— BEGIN —

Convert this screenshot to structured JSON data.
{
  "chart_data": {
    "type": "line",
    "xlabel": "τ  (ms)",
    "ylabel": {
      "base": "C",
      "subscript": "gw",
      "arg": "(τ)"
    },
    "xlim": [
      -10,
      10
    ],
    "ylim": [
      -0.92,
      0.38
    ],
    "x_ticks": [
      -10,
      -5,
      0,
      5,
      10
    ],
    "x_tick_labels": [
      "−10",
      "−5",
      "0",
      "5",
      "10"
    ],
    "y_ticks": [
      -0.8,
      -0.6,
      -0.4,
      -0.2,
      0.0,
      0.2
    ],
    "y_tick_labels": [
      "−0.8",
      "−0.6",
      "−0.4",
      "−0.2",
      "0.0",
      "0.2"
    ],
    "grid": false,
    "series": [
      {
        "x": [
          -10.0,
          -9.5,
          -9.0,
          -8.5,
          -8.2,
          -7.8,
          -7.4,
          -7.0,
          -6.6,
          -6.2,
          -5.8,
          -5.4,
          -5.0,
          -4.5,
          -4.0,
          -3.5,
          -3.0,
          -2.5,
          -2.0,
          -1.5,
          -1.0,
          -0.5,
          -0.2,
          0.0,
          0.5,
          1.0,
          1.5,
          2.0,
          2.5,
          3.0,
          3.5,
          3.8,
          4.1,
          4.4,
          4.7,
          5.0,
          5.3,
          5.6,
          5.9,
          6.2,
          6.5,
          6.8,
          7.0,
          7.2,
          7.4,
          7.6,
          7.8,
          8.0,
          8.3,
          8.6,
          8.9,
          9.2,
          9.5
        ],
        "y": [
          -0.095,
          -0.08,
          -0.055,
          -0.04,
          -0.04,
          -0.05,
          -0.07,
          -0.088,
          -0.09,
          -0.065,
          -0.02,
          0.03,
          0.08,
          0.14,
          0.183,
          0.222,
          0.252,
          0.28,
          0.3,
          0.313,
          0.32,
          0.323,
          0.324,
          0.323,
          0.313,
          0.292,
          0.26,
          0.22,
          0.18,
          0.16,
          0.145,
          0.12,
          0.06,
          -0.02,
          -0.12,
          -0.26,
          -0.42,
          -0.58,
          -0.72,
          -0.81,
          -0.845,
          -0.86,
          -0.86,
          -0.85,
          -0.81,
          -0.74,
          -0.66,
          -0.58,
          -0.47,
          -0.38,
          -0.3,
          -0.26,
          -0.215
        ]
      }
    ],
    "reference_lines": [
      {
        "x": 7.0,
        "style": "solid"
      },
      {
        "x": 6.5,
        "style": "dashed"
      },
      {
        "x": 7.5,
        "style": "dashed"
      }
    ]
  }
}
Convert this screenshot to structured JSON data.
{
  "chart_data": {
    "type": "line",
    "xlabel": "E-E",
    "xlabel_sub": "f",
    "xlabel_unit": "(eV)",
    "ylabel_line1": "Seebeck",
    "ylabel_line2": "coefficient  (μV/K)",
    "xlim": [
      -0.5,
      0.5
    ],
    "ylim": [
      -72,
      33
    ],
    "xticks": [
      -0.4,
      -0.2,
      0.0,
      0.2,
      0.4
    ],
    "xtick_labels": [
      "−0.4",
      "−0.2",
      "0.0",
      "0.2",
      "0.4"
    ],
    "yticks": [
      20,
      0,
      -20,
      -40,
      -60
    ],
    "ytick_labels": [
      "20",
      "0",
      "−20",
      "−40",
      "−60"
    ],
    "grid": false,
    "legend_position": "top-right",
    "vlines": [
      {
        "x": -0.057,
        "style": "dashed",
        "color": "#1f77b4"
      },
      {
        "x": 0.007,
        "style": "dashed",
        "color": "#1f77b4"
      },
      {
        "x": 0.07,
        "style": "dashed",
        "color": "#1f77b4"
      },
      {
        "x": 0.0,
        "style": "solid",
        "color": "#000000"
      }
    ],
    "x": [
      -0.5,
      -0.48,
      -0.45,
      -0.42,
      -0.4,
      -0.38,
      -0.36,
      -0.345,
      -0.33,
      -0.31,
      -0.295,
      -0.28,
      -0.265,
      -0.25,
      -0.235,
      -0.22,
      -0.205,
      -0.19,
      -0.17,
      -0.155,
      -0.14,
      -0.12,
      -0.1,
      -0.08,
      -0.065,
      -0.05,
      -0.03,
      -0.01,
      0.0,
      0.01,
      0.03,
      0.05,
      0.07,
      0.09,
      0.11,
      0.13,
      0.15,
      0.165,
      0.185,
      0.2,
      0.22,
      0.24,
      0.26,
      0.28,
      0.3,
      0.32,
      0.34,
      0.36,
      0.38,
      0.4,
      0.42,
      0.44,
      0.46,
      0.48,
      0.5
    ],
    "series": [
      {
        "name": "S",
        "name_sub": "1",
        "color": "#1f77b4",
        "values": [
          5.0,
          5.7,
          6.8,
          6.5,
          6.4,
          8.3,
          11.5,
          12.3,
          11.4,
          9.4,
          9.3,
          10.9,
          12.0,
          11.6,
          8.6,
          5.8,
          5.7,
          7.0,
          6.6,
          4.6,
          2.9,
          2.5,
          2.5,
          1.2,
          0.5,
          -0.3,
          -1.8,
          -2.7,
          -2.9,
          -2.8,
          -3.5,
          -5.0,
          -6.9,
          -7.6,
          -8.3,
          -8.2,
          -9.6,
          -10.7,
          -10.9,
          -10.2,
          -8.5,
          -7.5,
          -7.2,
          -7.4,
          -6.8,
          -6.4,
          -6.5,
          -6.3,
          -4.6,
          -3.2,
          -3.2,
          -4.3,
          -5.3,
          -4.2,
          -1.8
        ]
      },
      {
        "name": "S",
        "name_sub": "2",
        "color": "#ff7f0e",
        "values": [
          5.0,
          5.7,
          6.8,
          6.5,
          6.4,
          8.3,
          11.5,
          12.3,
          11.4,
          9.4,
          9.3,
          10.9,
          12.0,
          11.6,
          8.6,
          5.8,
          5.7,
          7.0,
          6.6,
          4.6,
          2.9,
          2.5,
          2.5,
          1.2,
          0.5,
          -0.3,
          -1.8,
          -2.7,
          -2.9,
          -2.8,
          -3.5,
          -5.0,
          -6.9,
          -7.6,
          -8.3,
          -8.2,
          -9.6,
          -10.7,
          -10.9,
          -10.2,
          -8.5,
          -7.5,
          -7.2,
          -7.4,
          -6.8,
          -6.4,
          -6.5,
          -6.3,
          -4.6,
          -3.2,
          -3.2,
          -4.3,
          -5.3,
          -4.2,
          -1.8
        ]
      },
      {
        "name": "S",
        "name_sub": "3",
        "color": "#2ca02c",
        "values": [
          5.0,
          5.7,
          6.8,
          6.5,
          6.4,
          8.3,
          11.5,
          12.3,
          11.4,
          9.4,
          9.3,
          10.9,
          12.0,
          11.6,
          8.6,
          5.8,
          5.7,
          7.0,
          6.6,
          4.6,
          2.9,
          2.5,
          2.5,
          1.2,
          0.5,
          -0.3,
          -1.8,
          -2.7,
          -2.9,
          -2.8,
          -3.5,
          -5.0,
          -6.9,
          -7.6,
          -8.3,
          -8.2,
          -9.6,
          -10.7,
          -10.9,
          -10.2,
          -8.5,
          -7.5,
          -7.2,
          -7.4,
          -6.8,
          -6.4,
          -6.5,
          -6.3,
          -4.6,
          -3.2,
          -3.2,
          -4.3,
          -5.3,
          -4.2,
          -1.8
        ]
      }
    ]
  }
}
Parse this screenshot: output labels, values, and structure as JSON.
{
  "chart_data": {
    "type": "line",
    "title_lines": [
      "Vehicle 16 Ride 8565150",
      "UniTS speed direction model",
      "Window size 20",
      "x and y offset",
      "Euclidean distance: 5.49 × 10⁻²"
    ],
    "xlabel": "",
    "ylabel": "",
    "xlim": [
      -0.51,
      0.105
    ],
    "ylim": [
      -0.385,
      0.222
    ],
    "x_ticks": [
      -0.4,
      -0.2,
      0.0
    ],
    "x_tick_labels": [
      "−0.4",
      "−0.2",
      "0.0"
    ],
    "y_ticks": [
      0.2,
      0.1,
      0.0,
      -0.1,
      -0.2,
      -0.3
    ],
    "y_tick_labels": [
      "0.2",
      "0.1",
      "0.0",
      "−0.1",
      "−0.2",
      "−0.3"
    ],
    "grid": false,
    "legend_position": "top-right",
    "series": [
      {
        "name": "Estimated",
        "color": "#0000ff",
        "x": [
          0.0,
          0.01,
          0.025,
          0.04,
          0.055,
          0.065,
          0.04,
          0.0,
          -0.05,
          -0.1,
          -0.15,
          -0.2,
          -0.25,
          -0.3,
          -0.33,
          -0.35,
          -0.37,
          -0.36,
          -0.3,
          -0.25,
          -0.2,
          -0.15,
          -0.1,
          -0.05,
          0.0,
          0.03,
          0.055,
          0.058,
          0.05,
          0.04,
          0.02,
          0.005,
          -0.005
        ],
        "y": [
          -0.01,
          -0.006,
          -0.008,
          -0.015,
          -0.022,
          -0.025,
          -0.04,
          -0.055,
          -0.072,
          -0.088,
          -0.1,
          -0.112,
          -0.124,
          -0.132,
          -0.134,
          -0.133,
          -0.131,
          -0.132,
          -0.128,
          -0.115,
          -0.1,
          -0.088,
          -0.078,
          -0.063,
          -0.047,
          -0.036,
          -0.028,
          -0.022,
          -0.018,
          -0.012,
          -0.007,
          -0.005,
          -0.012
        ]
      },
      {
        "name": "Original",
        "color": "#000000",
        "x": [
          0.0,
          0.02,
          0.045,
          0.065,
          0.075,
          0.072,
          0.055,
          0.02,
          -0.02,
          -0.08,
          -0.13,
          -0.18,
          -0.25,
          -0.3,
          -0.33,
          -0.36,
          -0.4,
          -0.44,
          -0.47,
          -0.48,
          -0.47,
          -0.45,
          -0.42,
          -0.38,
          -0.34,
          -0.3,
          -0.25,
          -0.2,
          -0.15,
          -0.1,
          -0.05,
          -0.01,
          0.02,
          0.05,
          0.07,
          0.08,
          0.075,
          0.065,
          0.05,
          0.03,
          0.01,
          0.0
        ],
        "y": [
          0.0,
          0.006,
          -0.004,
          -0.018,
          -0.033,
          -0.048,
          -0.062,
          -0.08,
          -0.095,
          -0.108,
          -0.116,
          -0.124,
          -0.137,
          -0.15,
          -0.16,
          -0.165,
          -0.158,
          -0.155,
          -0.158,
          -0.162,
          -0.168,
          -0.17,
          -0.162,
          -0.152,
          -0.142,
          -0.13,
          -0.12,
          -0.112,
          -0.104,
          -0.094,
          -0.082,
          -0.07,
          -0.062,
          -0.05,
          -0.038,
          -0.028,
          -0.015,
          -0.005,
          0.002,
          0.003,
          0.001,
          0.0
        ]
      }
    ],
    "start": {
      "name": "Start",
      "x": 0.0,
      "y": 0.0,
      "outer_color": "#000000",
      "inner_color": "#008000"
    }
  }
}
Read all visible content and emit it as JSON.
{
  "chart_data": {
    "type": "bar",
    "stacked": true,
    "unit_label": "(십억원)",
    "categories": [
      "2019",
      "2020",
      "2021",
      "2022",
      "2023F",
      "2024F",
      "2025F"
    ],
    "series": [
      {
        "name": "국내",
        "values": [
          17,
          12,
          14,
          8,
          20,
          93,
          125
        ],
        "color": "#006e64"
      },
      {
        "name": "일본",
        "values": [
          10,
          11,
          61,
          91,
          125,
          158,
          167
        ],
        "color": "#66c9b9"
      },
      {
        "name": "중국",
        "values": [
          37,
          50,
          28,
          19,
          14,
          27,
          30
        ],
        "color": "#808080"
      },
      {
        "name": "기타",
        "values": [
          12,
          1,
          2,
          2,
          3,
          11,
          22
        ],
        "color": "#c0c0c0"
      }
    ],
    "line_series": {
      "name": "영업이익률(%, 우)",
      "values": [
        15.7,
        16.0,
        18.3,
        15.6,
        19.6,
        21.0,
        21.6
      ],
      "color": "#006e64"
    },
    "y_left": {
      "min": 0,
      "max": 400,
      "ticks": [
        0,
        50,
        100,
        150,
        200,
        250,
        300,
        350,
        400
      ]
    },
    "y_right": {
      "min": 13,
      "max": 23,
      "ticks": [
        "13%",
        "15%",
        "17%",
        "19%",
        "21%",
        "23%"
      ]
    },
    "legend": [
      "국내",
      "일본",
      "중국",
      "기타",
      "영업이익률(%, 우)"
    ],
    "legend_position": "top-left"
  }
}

— END —

Direction »
Go over the entries above and say how many lines hold the string "JSON", with no other text.

Worked solution »
4